*What needs to be done*
Report how many lines below contain the word "Life", and give only that number.

** START OF Data to use **

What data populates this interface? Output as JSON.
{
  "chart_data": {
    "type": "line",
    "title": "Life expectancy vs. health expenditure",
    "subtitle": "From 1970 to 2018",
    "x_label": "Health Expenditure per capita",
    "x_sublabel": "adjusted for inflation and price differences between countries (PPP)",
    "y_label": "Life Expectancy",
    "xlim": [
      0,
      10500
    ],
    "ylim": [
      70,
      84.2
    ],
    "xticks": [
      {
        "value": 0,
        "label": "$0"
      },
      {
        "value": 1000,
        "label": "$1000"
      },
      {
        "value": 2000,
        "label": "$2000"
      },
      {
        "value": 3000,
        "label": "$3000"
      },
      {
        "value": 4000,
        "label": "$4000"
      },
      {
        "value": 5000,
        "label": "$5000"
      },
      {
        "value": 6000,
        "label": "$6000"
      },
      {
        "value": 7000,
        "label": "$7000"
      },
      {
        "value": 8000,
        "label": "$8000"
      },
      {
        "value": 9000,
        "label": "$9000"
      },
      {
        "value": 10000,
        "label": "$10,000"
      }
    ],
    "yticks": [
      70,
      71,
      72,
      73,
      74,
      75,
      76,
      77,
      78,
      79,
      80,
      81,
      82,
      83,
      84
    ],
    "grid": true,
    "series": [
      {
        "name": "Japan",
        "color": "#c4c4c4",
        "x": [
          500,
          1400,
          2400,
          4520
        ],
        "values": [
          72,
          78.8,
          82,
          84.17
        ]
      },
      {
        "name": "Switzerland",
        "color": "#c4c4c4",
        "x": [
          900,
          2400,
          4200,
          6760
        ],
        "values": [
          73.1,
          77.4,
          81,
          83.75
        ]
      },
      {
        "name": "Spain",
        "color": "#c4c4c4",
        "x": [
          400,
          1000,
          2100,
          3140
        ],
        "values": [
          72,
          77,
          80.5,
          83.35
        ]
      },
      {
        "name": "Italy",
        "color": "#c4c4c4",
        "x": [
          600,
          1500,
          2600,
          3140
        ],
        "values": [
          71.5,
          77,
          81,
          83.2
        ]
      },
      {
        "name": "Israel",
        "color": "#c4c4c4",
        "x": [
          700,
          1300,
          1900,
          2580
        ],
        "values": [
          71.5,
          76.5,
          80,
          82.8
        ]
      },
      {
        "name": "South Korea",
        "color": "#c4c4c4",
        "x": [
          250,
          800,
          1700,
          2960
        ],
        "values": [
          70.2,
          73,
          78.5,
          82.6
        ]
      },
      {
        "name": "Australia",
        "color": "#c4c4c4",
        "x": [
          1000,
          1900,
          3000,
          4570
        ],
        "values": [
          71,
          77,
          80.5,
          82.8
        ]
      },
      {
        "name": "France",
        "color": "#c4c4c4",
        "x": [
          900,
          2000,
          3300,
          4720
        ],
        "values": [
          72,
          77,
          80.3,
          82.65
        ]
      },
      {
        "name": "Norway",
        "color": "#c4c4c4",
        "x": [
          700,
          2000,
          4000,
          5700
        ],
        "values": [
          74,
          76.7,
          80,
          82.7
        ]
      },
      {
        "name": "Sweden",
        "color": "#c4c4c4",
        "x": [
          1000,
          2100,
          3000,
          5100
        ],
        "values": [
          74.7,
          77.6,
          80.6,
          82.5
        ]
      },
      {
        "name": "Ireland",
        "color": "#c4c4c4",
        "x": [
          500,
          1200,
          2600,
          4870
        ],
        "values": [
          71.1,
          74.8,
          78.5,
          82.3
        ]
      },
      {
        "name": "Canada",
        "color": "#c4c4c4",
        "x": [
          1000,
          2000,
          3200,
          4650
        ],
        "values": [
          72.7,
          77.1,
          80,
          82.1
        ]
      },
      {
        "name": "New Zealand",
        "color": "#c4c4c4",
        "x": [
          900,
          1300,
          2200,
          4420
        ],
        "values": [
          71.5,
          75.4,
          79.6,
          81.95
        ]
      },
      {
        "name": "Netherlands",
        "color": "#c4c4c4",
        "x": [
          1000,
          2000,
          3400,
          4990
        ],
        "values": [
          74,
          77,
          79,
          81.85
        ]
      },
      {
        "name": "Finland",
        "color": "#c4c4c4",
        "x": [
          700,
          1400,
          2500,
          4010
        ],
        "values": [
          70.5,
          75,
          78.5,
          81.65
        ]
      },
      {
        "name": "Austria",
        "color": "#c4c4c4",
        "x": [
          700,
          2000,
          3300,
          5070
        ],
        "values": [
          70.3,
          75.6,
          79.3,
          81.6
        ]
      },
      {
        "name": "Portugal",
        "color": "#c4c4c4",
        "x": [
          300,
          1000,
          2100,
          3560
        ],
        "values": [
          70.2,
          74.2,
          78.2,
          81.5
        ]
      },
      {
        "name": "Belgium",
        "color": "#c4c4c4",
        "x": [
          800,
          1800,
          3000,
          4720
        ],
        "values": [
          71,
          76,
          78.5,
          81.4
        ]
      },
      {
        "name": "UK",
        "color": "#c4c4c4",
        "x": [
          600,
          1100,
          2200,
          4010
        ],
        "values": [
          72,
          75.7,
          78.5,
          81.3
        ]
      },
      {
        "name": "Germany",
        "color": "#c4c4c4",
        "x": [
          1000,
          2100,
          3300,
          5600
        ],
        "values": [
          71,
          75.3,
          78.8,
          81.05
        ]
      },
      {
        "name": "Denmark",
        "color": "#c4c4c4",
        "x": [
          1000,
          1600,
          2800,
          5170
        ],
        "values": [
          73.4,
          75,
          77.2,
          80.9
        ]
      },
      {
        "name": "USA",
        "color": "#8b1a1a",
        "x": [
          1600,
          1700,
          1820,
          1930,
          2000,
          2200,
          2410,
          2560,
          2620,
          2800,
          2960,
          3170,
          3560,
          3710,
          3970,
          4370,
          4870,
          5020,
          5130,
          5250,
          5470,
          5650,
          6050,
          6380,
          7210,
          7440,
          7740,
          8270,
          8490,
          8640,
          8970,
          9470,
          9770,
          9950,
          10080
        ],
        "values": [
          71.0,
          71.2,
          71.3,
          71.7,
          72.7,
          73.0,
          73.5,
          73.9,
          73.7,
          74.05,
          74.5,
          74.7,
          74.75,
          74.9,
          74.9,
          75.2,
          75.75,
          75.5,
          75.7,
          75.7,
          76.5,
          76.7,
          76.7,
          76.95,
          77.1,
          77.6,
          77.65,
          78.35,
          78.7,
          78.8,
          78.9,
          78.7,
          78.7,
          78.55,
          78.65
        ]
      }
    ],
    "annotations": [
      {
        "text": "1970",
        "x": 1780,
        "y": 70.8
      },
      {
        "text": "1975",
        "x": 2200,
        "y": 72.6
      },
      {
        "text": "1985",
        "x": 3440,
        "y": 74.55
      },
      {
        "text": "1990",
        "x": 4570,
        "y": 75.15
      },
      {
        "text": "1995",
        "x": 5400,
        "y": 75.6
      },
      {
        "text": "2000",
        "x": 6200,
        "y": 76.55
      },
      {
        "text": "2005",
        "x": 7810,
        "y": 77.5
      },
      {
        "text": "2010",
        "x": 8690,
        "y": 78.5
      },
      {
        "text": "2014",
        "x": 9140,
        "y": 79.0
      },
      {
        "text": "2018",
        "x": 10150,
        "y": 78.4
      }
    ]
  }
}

** END OF Data to use **

*Complete response*
2